• [Text provided]:
---

    Taking this "bias" into account it would put the

    CPC 35 +3.6 = 38.6 %
    Liberals 29 - 2.8 = 26.2 %

    In other words the CPC up 1% from last election and the Liberals exactly at the same spot.

    I believe that would be a CPC majority using your methodology??

  3. Just a quick note, correcting for house effects may or may not make a set of numbers closer to reality.

    As an example, it may very well be the case that Environics, the least favourable NDP pollster, is right and everyone else is wrong.

    In which case artificially raising the NDP numbers you get from Environics could be making things better than they are for the NDP.

    The assumption being made when determining house effects is that bias in polls should cancel each other out if you have enough pollsters.

    This is likely, but not nessecarily, true.

    A special case might be Greens.

    Pollsters tend to either have high or low numbers for them based on whether they prompt or not.

    If one poll says 4% and another poll shows 12% and we apply house effects to show us more consistent numbers like 6% and 10% Greens should be aware this is likely not helpful.
---
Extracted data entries
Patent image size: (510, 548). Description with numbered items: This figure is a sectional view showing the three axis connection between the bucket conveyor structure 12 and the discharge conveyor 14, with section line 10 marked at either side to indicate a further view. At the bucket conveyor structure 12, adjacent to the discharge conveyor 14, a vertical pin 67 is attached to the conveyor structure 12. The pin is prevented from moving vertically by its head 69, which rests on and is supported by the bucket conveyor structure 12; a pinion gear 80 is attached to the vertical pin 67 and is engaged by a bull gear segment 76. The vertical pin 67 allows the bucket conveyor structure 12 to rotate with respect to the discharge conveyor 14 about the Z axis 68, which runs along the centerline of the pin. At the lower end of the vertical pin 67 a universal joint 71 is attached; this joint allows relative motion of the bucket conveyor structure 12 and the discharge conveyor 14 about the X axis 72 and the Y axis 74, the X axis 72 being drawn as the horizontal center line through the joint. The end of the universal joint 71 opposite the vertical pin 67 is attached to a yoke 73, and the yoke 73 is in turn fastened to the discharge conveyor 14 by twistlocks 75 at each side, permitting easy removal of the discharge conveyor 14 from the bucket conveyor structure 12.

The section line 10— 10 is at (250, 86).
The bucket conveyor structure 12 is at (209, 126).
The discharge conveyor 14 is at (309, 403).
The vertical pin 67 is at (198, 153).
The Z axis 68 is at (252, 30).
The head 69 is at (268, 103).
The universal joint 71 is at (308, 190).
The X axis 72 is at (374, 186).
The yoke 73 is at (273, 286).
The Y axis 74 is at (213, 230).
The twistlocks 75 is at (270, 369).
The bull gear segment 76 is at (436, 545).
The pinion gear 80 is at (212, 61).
---
• [What you will do]:
A. Translate this sentence from the text on polling house effects into Spanish: "The assumption being made when determining house effects is that bias in polls should cancel each other out if you have enough pollsters."
B. Please answer these questions from the text on polling house effects:
(i) What adjusted percentage does it give for the CPC?
(ii) Which pollster does it call the least favourable to the NDP?
(iii) What does it say decides whether pollsters have high or low numbers for the Greens?
C. Write what comes next in the text on polling house effects, starting after its final sentence.
The items are separate from the text on polling house effects.

• [Replies]:
A. La suposición que se hace al determinar los efectos de casa es que los sesgos de las encuestas deberían compensarse entre sí si se cuenta con suficientes encuestadoras.

B.
(i) 38.6%
(ii) Environics
(iii) Whether they prompt or not

C.
    Either the 4% or the 12% is the more likely result, with, i'd argue, the 4% being the most likely outcome.

  4. We're all aware of that, Shadow.


    Pollster ratings are based on actual results. Based on those, CROP is the least accurate pollster, while Angus-Reid is the most. Those pollster ratings are taken into account in the projection.

    These house effects are not, they are just a comparison of pollsters.

  5. One reason why Leger and CROP often seem to have Quebec numbers that differ from the Quebec sub-sample numbers from other polling companies is the that (at least in the past), the usual practice in Quebec was always to include the names of the party leaders in the vote question. So, while Harris/Decima (as an example) simply asks "would you vote Liberal, Conservative, NDP, Bloc Quebecois or Green?", Leger and CROP have tended to ask "would you vote for Michael Ignatieff's Liberals, Stephen Harper's Conservatives, Jack Layton's NDP, Gilles Duceppe's Bloc Quebecois or Elizabeth May's Greens?"

    Clearly, the NDP will probably get a boost from Layton's name being mentioned since he is very popular in Quebec, while Ignatieff probably drags the Liberal numbers down - and Harper may be a bit of a plus for the Tories since he personally may be less toxic to Quebecers than the Tory name on its own (maybe). The Green Party needless to say gets crucified the moment you mention Elizabeth May's name. Without her name a lot of people wistfully like the idea of voting for "A green party". But you stick in her name and especially in Quebec, you get cold water thrown in your face as you're reminded of that abrasive woman who speaks French like my ass chews gum!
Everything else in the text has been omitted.